TASK DESCRIPTION: Each line below must be set down exactly; omit any image you find.

───── DATA TO PROCESS ─────

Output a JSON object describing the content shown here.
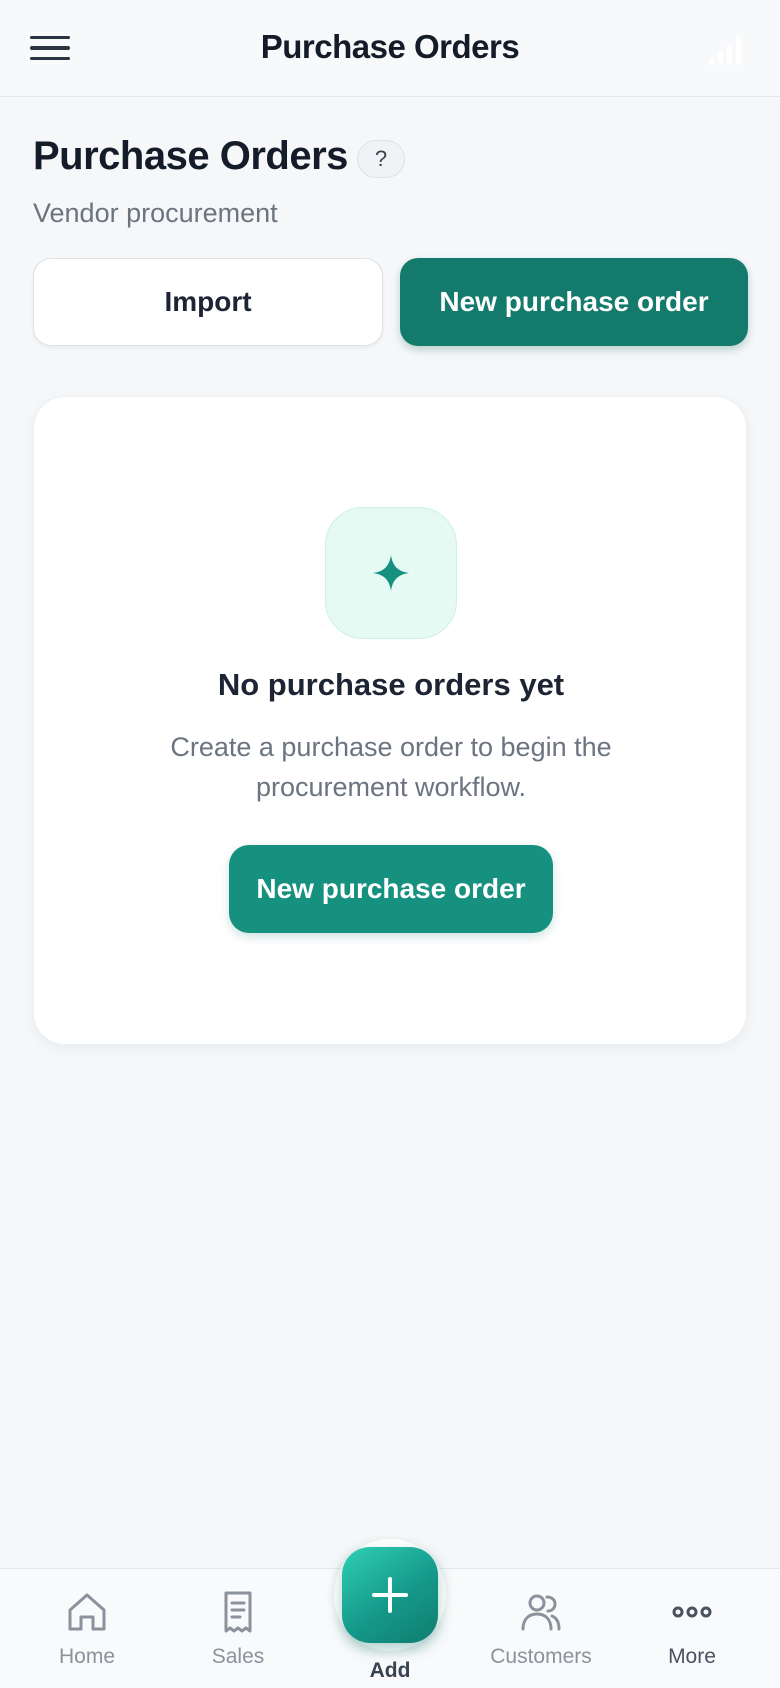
{
  "topbar": {
    "title": "Purchase Orders",
    "menu_icon": "hamburger-menu-icon",
    "signal_icon": "signal-bars-icon"
  },
  "header": {
    "title": "Purchase Orders",
    "help_label": "?",
    "subtitle": "Vendor procurement"
  },
  "actions": {
    "import_label": "Import",
    "new_label": "New purchase order"
  },
  "empty_state": {
    "icon": "sparkle-icon",
    "title": "No purchase orders yet",
    "description": "Create a purchase order to begin the procurement workflow.",
    "button_label": "New purchase order"
  },
  "bottom_nav": {
    "items": [
      {
        "label": "Home",
        "icon": "home-icon"
      },
      {
        "label": "Sales",
        "icon": "receipt-icon"
      },
      {
        "label": "Add",
        "icon": "plus-icon"
      },
      {
        "label": "Customers",
        "icon": "users-icon"
      },
      {
        "label": "More",
        "icon": "more-dots-icon"
      }
    ]
  },
  "colors": {
    "primary": "#147a6c",
    "primary_light": "#16917f",
    "accent_bg": "#e4faf3",
    "text_dark": "#141b29",
    "text_muted": "#6b7480",
    "nav_inactive": "#8a929c"
  }
}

─────

CORRECT OUTPUT:
Output a JSON object describing the content shown here.
{
  "topbar": {
    "title": "Purchase Orders",
    "menu_icon": "hamburger-menu-icon",
    "signal_icon": "signal-bars-icon"
  },
  "header": {
    "title": "Purchase Orders",
    "help_label": "?",
    "subtitle": "Vendor procurement"
  },
  "actions": {
    "import_label": "Import",
    "new_label": "New purchase order"
  },
  "empty_state": {
    "icon": "sparkle-icon",
    "title": "No purchase orders yet",
    "description": "Create a purchase order to begin the procurement workflow.",
    "button_label": "New purchase order"
  },
  "bottom_nav": {
    "items": [
      {
        "label": "Home",
        "icon": "home-icon"
      },
      {
        "label": "Sales",
        "icon": "receipt-icon"
      },
      {
        "label": "Add",
        "icon": "plus-icon"
      },
      {
        "label": "Customers",
        "icon": "users-icon"
      },
      {
        "label": "More",
        "icon": "more-dots-icon"
      }
    ]
  },
  "colors": {
    "primary": "#147a6c",
    "primary_light": "#16917f",
    "accent_bg": "#e4faf3",
    "text_dark": "#141b29",
    "text_muted": "#6b7480",
    "nav_inactive": "#8a929c"
  }
}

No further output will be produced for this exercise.